EXERCISE PASSAGE.
════════

Second, the tissue specificity of TSG hypermethylation in sporadic cancer overlaps with the tissue-specific predispositions caused by inherited mutations in these same genes. Inherited MLH1 mutations predispose to colorectal cancer and MLH1 hypermethylation is largely limited to colorectal tumours [40]. Similarly, BRCA1 mutations predispose specifically to breast and ovarian cancer and hypermethylation is limited to cancer of these tissues [40]. Within particular tissues, the phenotypes of cancers which have hypermethylated particular TSGs can overlap with the specific phenotypes of cases associated with inherited mutations in the same gene. For example, RB1 mutated and hypermethylated retinoblastomas phenocopy each other [37], colorectal tumours with either mutated or hypermethylated MLH1 have microsatellite instability (MSI) [32] and VHL hypermethylation occurs in renal cancers of the clear cell histological subtype as do VHL mutations [41]. Rare cases of inherited methylation of MLH1 and MSH2 also confer a predisposition to developing MSI colorectal cancer as do mutations in these genes, although these apparent epimutations are tightly associated with genetic variants [42, 43]. The overlap between the phenotype of mutated and hypermethylated cancers is less clear in other cases. Carriers of BRCA1 mutations develop particular types of breast cancer, specifically estrogen receptor negative (ER−ve) tumours that are often classified as belonging to one of a few special histological types [44]. BRCA1 hypermethylation was reported to be more frequent in medullary carcinomas which are ER−ve and often occur in BRCA1 carriers, but is also observed in mucinous carcinomas which are ER+ve [33, 45, 46]. Subsequent studies have reported that BRCA1 hypermethylation is not specific to ER−ve breast cancers [47] and that the gene expression profiles of BRCA1 mutated and methylated cancers differ [48]. BRCA1 hypermethylated serous ovarian adenocarcinomas also displayed a clinical course that was more similar to BRCA1 wild type than BRCA1 mutant tumours [49]. It should be noted, however, that inherited and somatic mutations in important TSGs can be associated with different phenotypes. For example, inherited mutations in CDNK2A predispose to melanoma and pancreatic tumours [34] but somatic CDNK2A mutations occur in a variety of other cancer types including non-small cell lung cancer [50].

════════

Document layout analysis data

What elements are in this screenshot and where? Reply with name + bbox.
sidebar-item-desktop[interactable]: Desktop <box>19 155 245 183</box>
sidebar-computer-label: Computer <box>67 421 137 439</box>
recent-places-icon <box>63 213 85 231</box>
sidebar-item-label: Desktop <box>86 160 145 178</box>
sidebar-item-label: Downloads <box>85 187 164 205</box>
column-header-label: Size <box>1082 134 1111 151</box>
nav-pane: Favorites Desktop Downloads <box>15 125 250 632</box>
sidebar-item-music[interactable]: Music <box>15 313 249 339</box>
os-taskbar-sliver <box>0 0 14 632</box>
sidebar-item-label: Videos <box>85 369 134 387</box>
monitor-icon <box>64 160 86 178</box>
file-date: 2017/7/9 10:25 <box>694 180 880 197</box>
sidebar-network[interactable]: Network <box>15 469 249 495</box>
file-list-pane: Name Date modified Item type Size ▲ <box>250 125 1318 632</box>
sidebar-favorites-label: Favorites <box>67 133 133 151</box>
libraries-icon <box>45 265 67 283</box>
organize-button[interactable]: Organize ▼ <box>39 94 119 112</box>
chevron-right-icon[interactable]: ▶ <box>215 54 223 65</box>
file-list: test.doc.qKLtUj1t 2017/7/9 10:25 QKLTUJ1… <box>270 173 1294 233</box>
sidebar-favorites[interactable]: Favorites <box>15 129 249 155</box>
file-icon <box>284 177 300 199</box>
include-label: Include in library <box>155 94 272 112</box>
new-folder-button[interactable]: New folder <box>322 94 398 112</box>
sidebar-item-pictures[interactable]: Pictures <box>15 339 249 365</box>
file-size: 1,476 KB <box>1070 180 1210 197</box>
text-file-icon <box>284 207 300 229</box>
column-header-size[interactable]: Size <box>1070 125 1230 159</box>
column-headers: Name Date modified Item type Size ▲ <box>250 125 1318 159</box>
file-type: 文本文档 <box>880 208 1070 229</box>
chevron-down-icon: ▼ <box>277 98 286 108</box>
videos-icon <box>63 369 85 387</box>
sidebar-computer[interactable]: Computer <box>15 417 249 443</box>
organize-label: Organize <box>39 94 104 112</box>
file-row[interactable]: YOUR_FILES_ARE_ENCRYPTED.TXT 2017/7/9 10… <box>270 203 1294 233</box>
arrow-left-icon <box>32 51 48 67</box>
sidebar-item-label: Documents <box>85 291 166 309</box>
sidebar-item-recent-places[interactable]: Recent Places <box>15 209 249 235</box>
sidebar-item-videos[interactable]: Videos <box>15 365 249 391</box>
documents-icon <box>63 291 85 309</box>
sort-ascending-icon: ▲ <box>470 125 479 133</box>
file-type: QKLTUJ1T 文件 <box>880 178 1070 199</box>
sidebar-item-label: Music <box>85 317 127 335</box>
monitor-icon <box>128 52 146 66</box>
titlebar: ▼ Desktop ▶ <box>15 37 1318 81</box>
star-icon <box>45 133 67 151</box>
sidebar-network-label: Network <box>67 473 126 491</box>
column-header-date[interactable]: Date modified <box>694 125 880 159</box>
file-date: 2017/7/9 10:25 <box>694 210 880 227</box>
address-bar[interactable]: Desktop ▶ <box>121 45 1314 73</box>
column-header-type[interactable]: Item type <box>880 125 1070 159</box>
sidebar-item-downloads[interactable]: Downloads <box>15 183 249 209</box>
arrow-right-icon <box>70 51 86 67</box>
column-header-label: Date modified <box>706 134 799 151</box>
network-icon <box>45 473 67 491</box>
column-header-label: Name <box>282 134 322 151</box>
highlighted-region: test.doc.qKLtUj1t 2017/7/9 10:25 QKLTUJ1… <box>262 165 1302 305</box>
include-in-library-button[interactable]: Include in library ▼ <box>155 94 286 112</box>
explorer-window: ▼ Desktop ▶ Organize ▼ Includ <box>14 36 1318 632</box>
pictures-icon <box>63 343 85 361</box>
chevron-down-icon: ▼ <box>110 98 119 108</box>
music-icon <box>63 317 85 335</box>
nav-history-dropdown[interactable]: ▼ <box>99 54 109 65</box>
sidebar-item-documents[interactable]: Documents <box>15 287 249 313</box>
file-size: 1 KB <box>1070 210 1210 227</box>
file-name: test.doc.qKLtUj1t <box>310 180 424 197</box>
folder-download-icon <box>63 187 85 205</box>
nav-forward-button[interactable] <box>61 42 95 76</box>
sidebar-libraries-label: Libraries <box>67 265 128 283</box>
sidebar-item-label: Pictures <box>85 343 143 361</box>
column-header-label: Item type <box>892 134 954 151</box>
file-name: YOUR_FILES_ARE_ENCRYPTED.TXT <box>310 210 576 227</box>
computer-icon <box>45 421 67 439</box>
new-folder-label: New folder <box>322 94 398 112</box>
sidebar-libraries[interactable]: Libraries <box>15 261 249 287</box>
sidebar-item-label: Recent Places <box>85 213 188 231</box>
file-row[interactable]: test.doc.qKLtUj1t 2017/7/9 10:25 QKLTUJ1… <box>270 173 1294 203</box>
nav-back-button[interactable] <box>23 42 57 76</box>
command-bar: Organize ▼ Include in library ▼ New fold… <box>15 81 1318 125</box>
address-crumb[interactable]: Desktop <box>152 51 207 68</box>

════════

WORK INSTRUCTIONS. Could you pick up the passage on tumor suppressor gene hypermethylation in cancer and carry it on from its final sentence? These records have no connection to the passage on gene hypermethylation in cancer.

ANSWER TO THIS TASK.
The final strong piece of evidence underpinning the causative role of aberrant DNA hypermethylation in silencing tumour suppressor genes in cancer is that they can be reactivated when methylation is removed from their promoters. This is most often achieved by treatment with the drug 5′-aza-2′-deoxycytidine (5-Aza) which causes the degradation of DNMT1, the maintenance methyltransfrase [51]. Treatment of cancer cell lines with 5-Aza causes the reactivation of hypermethylated VHL [41], MLH1 [32, 52] and BRCA1 [53]. Also, genetic knockout or RNA-mediated knockdown of DNMT results in activation of previously hypermethylated CDNK2A in a colorectal cancer cell line [54, 55]. These experiments, however, do not examine the temporal sequence of events causing gene silencing. Treatment of female mammalian cells with 5-Aza causes the activation of genes on the inactive X chromosome (Xi) [56], but silencing of genes on the Xi precedes hypermethylation of gene promoters [57, 58] and can occur in the absence of DNMTs [59, 60]. These observations demonstrate that gene activation can occur upon ablation of promoter hypermethylation even when the hypermethylation was not the initial and causative silencing event.
MOST ABERRANTLY HYPERMETHYLATED CGI GENES ARE REPRESSED PRIOR TO HYPERMETHYLATION
The evidence for aberrant CGI hypermethylation as a direct silencer of TSGs is mostly correlative leading many to question its direct role in carcinogenesis [61–64]. Although cancer-associated hypermethylation of a gene’s promoter has been invoked to suggest it might possess tumour suppressor activity [65], many aberrantly hypermethylated genes are unlikely candidates as TSGs, for example, CALCA (Calcitonin), the first gene reported to become hypermethylated in cancer [66]. Early unbiased studies of cancer methylomes made it clear that large numbers of genes could be hypermethylated in a single specimen [67]. The most dramatic cases are cancers with CGI hypermethylator phentotypes (CIMP), first described in colorectal tumours [68] and more recently in cancers arising in other tissues [69–72]. The frequency of aberrant hypermethylation has been used to suggest that epimutations might be more significant than mutations in carcinogenesis [26], but this is difficult to reconcile with evidence suggesting that relatively few mutations are likely to be required for carcinogenesis [34, 73].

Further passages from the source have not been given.